• _TEXTE FOURNI_:
"""
Lettre recommandée avec accusé de réception

Objet : demande de financement d’un bilan de compétences au titre du congé bilan de compétences

Madame (ou Monsieur),

Employé(e) en qualité de …… au sein de cette société depuis le ……, je souhaite faire un bilan de compétences. Commele prévoient les articles L. 6323-1 à L. 6323-20 et D. 6323-1 à D. 6323-3 du Code du travail, je réponds aux conditions définies pour l’obtention d’un congé bilan de compétences. Vous trouverez ci-dessous les coordonnées de l’organisme que j’ai retenu et les modalités pratiques de son déroulement :

– Durée du stage, nombre et fréquence des séances.

– Dates prévisionnelles si elles sont connues ; sinon, indiquer « à préciser ».

– Organisme de formation retenu et son adresse, nom et numéro de téléphone de la personne à contacter.

– Coût de la prestation.

Je vous saurai gré de bien vouloir me faire connaître votre réponse par écrit. À réception, je vous ferai parvenir la convention tripartite que le centre de bilan me transmettra, précisant le programme et le déroulement des huit séances de travail.
"""
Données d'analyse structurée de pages
"""
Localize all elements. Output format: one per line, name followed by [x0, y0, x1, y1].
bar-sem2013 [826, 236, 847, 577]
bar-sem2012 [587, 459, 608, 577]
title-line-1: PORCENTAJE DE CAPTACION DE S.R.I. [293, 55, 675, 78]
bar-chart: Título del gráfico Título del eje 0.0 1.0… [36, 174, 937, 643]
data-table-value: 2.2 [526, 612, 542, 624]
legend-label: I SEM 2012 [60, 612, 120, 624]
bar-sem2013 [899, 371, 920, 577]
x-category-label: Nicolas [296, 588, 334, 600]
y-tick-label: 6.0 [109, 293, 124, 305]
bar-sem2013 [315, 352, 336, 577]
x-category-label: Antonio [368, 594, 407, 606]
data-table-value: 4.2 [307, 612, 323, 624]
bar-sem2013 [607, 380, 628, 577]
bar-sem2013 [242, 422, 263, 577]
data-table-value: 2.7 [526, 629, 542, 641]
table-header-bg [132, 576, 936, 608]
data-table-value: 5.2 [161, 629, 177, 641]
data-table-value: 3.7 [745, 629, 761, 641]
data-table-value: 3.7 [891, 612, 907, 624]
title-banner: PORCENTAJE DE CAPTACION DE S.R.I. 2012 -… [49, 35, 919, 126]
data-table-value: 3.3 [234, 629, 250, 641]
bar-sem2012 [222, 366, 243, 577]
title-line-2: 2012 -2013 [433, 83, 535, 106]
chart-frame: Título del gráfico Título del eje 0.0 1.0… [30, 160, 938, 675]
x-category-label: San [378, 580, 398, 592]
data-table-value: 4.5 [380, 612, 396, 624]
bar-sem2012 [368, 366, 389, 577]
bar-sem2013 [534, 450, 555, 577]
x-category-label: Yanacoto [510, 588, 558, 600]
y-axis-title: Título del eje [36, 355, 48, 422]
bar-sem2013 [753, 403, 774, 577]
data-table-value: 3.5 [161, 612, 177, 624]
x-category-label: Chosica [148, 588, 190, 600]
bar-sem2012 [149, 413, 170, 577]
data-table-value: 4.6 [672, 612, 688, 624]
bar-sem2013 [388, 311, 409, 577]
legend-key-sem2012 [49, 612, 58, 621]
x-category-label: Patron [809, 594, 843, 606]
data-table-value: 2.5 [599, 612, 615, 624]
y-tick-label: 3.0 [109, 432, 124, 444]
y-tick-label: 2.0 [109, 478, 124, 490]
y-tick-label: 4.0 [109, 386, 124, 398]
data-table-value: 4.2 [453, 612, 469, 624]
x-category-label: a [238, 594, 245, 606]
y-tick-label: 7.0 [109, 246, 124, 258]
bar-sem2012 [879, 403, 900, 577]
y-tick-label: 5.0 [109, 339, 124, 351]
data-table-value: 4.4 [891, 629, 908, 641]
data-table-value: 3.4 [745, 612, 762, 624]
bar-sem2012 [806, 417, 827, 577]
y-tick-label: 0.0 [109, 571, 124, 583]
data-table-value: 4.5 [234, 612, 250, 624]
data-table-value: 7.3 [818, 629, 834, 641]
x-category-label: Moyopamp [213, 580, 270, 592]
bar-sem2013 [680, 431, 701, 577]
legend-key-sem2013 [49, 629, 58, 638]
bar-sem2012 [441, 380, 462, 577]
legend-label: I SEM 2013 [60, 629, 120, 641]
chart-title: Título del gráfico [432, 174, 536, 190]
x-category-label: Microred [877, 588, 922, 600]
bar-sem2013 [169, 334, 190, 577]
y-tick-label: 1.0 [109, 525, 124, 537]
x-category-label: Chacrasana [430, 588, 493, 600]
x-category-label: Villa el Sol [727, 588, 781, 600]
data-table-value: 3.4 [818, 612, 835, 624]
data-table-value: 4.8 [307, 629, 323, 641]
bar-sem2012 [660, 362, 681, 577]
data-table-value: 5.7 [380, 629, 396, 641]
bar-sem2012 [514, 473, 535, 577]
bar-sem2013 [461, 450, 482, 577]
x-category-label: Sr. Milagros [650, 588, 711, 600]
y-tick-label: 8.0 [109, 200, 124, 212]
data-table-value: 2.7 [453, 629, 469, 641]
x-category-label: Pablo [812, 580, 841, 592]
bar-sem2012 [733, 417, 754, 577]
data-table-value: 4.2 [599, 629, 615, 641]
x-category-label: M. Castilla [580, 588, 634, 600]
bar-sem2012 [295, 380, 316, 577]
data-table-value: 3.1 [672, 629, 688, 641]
"""
• _VOTRE CONSIGNE_:
Recopiez la lettre de « Je vous saurai » à « séances de travail. » en substituant « dix » à « huit ». Les lignes ci-dessus forment un matériau distinct de la lettre.

• _CORRIGÉ DÉTAILLÉ_:
Je vous saurai gré de bien vouloir me faire connaître votre réponse par écrit. À réception, je vous ferai parvenir la convention tripartite que le centre de bilan me transmettra, précisant le programme et le déroulement des dix séances de travail.